**Consigne A:**
Répondez à ces questions sur la tribune consacrée à la présidentielle de 2024, chacune sur sa propre ligne :
(i) Dans quel lieu Léopold Sédar Senghor a-t-il prononcé les paroles citées en ouverture ?
(ii) Combien de candidats à la candidature s'étaient déclarés au moment de l'écriture ?
(iii) À quelle adresse Macky Sall et sa famille n'ont-ils jamais voulu habiter ?
**Consigne B:** Prolongez la tribune consacrée à la présidentielle de 2024 à partir de sa dernière phrase.

**Article:**
« Chaque jour, quand je me réveille, j’ai envie de me suicider. Mais, quand j’ouvre la fenêtre et que je vois Gorée et la lumière du jour, je reprends goût à la vie. » Par ces paroles prononcées par Léopold Sédar Senghor au palais présidentiel, le président poète faisait allusion à la lourdeur, exponentielle, des charges de président de la République.
TRIBUNE – Le président post indépendance du Sénégal ; faisait ainsi état de son angoisse, quotidienne ; face à des charges politiques incommensurables. Partant de cette confession de Sédar, la flopée de candidats à la candidature à la présidentielle de 2024, interroge, à bien des égards. Au moment où ces lignes sont griffonnées, une dizaine de candidats à la candidature se sont déclarés. Tous, ont déjà prononcé solennellement la fameuse phrase : « je suis candidat. »
C’est à croire que la présidence de la république, est une petite moyenne industrie ou une succursale, d’une grande firme de je ne sais où. À ceux qui ne le savent pas : le palais présidentiel tant convoité, « peut vite devenir un asile de fous. » Macky Sall et sa famille n’ont jamais voulu habiter au 6 avenue du président Léopold Sédar Senghor…
Des néophytes de la politique sortent brusquement du bois, comme si la station présidentielle était devenue la première étape, pour se faire les dents en politique.

**Données répertoriées:**
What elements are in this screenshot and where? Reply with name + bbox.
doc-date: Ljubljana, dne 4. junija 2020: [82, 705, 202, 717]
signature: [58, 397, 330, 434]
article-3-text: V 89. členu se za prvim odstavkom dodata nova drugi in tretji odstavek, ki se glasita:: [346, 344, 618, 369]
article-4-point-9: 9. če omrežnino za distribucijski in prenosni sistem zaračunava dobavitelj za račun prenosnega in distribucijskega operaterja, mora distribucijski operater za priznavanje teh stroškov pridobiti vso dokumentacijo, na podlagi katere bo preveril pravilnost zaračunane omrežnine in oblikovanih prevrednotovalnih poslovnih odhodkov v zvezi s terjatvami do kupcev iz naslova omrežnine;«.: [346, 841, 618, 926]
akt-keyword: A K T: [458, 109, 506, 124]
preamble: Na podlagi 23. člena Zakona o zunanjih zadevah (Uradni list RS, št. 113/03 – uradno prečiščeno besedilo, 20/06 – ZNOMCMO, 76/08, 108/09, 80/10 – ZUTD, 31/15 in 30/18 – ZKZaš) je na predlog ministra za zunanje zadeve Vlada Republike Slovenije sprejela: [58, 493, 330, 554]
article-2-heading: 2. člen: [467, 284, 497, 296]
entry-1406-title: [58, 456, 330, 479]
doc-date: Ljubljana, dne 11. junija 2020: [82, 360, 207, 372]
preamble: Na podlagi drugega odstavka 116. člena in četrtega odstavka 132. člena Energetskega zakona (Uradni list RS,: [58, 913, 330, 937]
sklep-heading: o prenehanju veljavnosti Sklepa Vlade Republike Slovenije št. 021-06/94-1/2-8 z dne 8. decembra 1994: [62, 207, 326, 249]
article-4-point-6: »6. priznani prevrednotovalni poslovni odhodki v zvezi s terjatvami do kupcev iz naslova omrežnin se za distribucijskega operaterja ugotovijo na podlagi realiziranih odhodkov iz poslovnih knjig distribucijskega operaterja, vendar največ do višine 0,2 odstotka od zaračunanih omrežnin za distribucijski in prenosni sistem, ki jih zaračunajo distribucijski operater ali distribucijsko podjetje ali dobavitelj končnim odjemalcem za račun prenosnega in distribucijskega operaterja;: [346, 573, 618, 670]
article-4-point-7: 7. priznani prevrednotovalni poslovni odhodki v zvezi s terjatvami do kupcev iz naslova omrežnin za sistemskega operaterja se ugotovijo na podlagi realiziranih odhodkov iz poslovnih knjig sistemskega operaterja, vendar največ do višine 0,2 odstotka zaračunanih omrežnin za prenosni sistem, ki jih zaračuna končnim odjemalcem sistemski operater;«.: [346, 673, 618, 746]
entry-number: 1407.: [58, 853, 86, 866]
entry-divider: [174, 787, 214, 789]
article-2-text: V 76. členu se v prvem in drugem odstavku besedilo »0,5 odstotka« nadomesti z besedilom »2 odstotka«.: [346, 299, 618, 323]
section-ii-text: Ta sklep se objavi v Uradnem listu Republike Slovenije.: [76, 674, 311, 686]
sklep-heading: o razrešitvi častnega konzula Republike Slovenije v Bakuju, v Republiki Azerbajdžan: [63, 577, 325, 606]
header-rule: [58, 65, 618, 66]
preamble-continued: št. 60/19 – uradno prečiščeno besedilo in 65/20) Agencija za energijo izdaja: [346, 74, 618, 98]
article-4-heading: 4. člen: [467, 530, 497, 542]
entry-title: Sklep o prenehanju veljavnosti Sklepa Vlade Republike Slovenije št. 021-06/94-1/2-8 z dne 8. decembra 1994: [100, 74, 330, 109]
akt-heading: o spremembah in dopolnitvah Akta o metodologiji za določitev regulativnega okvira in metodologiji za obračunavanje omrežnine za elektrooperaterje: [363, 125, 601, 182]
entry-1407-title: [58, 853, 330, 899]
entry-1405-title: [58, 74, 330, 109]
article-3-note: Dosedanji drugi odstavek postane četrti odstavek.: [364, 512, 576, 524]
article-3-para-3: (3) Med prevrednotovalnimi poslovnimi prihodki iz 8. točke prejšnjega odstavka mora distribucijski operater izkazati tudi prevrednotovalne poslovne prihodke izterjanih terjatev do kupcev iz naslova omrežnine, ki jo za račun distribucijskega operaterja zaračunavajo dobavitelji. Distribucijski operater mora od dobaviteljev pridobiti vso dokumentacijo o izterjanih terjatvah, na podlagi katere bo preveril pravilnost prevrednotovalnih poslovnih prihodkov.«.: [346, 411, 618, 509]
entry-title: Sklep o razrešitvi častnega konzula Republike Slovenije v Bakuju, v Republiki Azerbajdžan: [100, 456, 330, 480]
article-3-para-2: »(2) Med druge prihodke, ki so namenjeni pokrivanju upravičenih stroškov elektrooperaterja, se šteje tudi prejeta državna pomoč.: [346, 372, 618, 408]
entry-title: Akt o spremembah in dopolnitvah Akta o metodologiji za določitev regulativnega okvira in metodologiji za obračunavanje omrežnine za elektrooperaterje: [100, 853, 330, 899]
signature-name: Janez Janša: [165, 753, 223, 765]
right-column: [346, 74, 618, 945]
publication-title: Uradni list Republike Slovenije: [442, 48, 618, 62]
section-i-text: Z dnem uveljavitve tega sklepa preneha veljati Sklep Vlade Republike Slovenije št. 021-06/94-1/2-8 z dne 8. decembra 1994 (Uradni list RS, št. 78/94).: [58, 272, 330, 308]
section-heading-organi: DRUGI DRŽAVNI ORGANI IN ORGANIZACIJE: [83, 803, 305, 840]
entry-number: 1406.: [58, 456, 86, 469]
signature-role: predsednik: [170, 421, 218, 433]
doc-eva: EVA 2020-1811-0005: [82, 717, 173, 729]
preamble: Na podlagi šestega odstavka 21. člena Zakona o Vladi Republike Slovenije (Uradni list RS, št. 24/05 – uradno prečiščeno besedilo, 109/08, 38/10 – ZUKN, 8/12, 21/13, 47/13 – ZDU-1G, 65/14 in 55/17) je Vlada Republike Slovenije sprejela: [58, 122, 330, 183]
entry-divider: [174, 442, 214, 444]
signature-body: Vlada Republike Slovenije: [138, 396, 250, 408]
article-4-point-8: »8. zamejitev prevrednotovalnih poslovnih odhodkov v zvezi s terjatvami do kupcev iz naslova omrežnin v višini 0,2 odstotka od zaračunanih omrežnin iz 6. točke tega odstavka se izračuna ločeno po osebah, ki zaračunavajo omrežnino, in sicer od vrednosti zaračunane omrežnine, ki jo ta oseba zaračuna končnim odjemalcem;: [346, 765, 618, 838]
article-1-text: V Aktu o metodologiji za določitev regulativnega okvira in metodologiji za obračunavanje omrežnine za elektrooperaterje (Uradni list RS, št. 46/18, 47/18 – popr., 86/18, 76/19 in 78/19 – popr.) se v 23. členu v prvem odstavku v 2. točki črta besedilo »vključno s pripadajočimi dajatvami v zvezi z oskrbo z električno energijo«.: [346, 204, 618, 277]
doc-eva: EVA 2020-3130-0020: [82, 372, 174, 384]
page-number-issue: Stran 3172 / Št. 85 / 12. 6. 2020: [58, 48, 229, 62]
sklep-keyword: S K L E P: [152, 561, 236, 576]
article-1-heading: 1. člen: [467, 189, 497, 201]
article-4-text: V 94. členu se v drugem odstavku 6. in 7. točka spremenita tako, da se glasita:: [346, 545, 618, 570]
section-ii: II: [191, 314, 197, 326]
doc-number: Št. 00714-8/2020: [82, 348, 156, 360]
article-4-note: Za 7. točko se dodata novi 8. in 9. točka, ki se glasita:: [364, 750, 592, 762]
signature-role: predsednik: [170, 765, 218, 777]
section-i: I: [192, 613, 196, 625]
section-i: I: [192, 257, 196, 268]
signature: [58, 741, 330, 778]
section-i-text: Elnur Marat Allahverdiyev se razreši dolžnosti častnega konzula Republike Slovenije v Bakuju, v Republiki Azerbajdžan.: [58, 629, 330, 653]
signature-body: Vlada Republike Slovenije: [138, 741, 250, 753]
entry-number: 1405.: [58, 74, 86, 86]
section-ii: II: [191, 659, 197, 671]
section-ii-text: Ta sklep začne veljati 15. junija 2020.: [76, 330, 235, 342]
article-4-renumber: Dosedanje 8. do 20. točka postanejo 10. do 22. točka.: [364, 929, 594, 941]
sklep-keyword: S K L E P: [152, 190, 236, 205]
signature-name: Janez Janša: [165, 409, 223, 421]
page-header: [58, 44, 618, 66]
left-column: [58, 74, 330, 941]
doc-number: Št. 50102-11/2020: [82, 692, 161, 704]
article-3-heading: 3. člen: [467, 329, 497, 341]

**Réponse attendue A:**
(i) Au palais présidentiel.
(ii) Une dizaine.
(iii) Au 6 avenue du président Léopold Sédar Senghor.

**Réponse attendue B:**
Inutile de revenir sur le parcours glorieux de Senghor avant d’occuper la maison royale du Sénégal. Rappelons simplement qu’il est le premier Africain à siéger au quai de Conti, et ministre en France, avant l’indépendance de son pays, le Sénégal.
En tant qu’homme d’État, le président Abdou Diouf a battu tous les records de précocité. Le grand échalas fut successivement, gouverneur à 25 ans, Premier ministre à 35 ans, président de la République à 45 ans. Qui dit mieux ?
Le président Abdoulaye Wade, « l’opposant au pouvoir. »
Vingt-six ans de conquêtes. Brillant intellectuel, plusieurs fois ministres, sous Diouf avant d’être l’un des principaux acteurs de la première alternance du Sénégal. Que dire du parcours, atypique, du président
Macky Sall ? Cet homme sous-coté, connaît toutes les venelles de la république pour les avoir empruntées, une par une, avant d’accéder à la cime de l’État. Directeur général, maire, ministre,(pas des moindres) Premier ministre, président de l’Assemblée nationale, chef de l’État. Puisqu’« il faut aller à la vérité de toute son âme; » les déclarations de candidature tous azimuts confortent le président Macky Sall. Le Charivari que le chef de l’État avait prophétisé s’il s’était précocement prononcé sur le fameux troisième mandat, mort de sa belle mort, est en train de se dérouler sous nos yeux. À ce propos, les réunions politiques de l’alliance pour la République se transforment en pugilat. Déshonorant. La présidentielle de 2024 revêt un caractère, spécial et historique à plusieurs dimensions.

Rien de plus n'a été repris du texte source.